→ **EXERCISE OBJECTIVE**
Output each entry below as it stands, leaving out every picture.

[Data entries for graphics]
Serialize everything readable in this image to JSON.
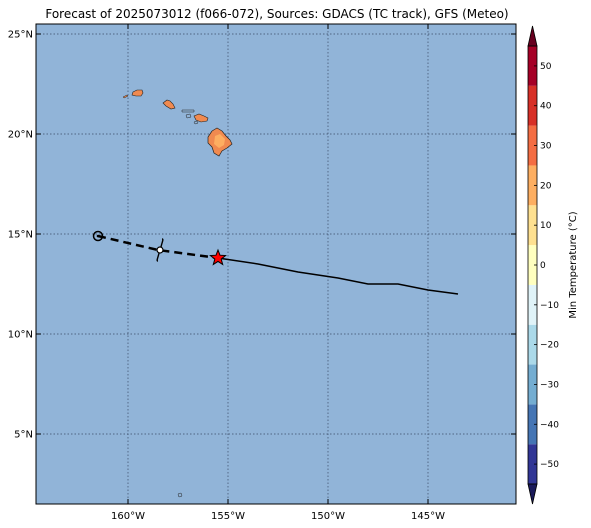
{
  "title": "Forecast of 2025073012 (f066-072), Sources: GDACS (TC track), GFS (Meteo)",
  "map": {
    "ocean_color": "#91b4d8",
    "lat_range": [
      1.5,
      25.5
    ],
    "lon_range": [
      -164.6,
      -140.6
    ],
    "lat_ticks": [
      {
        "value": 25,
        "label": "25°N"
      },
      {
        "value": 20,
        "label": "20°N"
      },
      {
        "value": 15,
        "label": "15°N"
      },
      {
        "value": 10,
        "label": "10°N"
      },
      {
        "value": 5,
        "label": "5°N"
      }
    ],
    "lon_ticks": [
      {
        "value": -160,
        "label": "160°W"
      },
      {
        "value": -155,
        "label": "155°W"
      },
      {
        "value": -150,
        "label": "150°W"
      },
      {
        "value": -145,
        "label": "145°W"
      }
    ],
    "gridlines": "dotted"
  },
  "track": {
    "past_dashed": [
      [
        -161.5,
        14.9
      ],
      [
        -158.5,
        14.2
      ],
      [
        -155.5,
        13.8
      ]
    ],
    "forecast_solid": [
      [
        -155.5,
        13.8
      ],
      [
        -153.5,
        13.5
      ],
      [
        -151.5,
        13.1
      ],
      [
        -149.5,
        12.8
      ],
      [
        -148.0,
        12.5
      ],
      [
        -146.5,
        12.5
      ],
      [
        -145.0,
        12.2
      ],
      [
        -143.5,
        12.0
      ]
    ],
    "start_marker": [
      -161.5,
      14.9
    ],
    "storm_symbol": [
      -158.4,
      14.2
    ],
    "current_position": [
      -155.5,
      13.8
    ],
    "current_color": "#ff0000"
  },
  "colorbar": {
    "label": "Min Temperature (°C)",
    "ticks": [
      50,
      40,
      30,
      20,
      10,
      0,
      -10,
      -20,
      -30,
      -40,
      -50
    ],
    "range": [
      -55,
      55
    ],
    "colors": [
      "#313695",
      "#4575b4",
      "#74add1",
      "#abd9e9",
      "#e0f3f8",
      "#ffffbf",
      "#fee090",
      "#fdae61",
      "#f46d43",
      "#d73027",
      "#a50026"
    ],
    "arrow_low_color": "#1a1a5a",
    "arrow_high_color": "#67001f"
  },
  "land_color": "#f08a50"
}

→ **EXERCISE ANSWER**
Serialize everything readable in this image to JSON.
{
  "title": "Forecast of 2025073012 (f066-072), Sources: GDACS (TC track), GFS (Meteo)",
  "map": {
    "ocean_color": "#91b4d8",
    "lat_range": [
      1.5,
      25.5
    ],
    "lon_range": [
      -164.6,
      -140.6
    ],
    "lat_ticks": [
      {
        "value": 25,
        "label": "25°N"
      },
      {
        "value": 20,
        "label": "20°N"
      },
      {
        "value": 15,
        "label": "15°N"
      },
      {
        "value": 10,
        "label": "10°N"
      },
      {
        "value": 5,
        "label": "5°N"
      }
    ],
    "lon_ticks": [
      {
        "value": -160,
        "label": "160°W"
      },
      {
        "value": -155,
        "label": "155°W"
      },
      {
        "value": -150,
        "label": "150°W"
      },
      {
        "value": -145,
        "label": "145°W"
      }
    ],
    "gridlines": "dotted"
  },
  "track": {
    "past_dashed": [
      [
        -161.5,
        14.9
      ],
      [
        -158.5,
        14.2
      ],
      [
        -155.5,
        13.8
      ]
    ],
    "forecast_solid": [
      [
        -155.5,
        13.8
      ],
      [
        -153.5,
        13.5
      ],
      [
        -151.5,
        13.1
      ],
      [
        -149.5,
        12.8
      ],
      [
        -148.0,
        12.5
      ],
      [
        -146.5,
        12.5
      ],
      [
        -145.0,
        12.2
      ],
      [
        -143.5,
        12.0
      ]
    ],
    "start_marker": [
      -161.5,
      14.9
    ],
    "storm_symbol": [
      -158.4,
      14.2
    ],
    "current_position": [
      -155.5,
      13.8
    ],
    "current_color": "#ff0000"
  },
  "colorbar": {
    "label": "Min Temperature (°C)",
    "ticks": [
      50,
      40,
      30,
      20,
      10,
      0,
      -10,
      -20,
      -30,
      -40,
      -50
    ],
    "range": [
      -55,
      55
    ],
    "colors": [
      "#313695",
      "#4575b4",
      "#74add1",
      "#abd9e9",
      "#e0f3f8",
      "#ffffbf",
      "#fee090",
      "#fdae61",
      "#f46d43",
      "#d73027",
      "#a50026"
    ],
    "arrow_low_color": "#1a1a5a",
    "arrow_high_color": "#67001f"
  },
  "land_color": "#f08a50"
}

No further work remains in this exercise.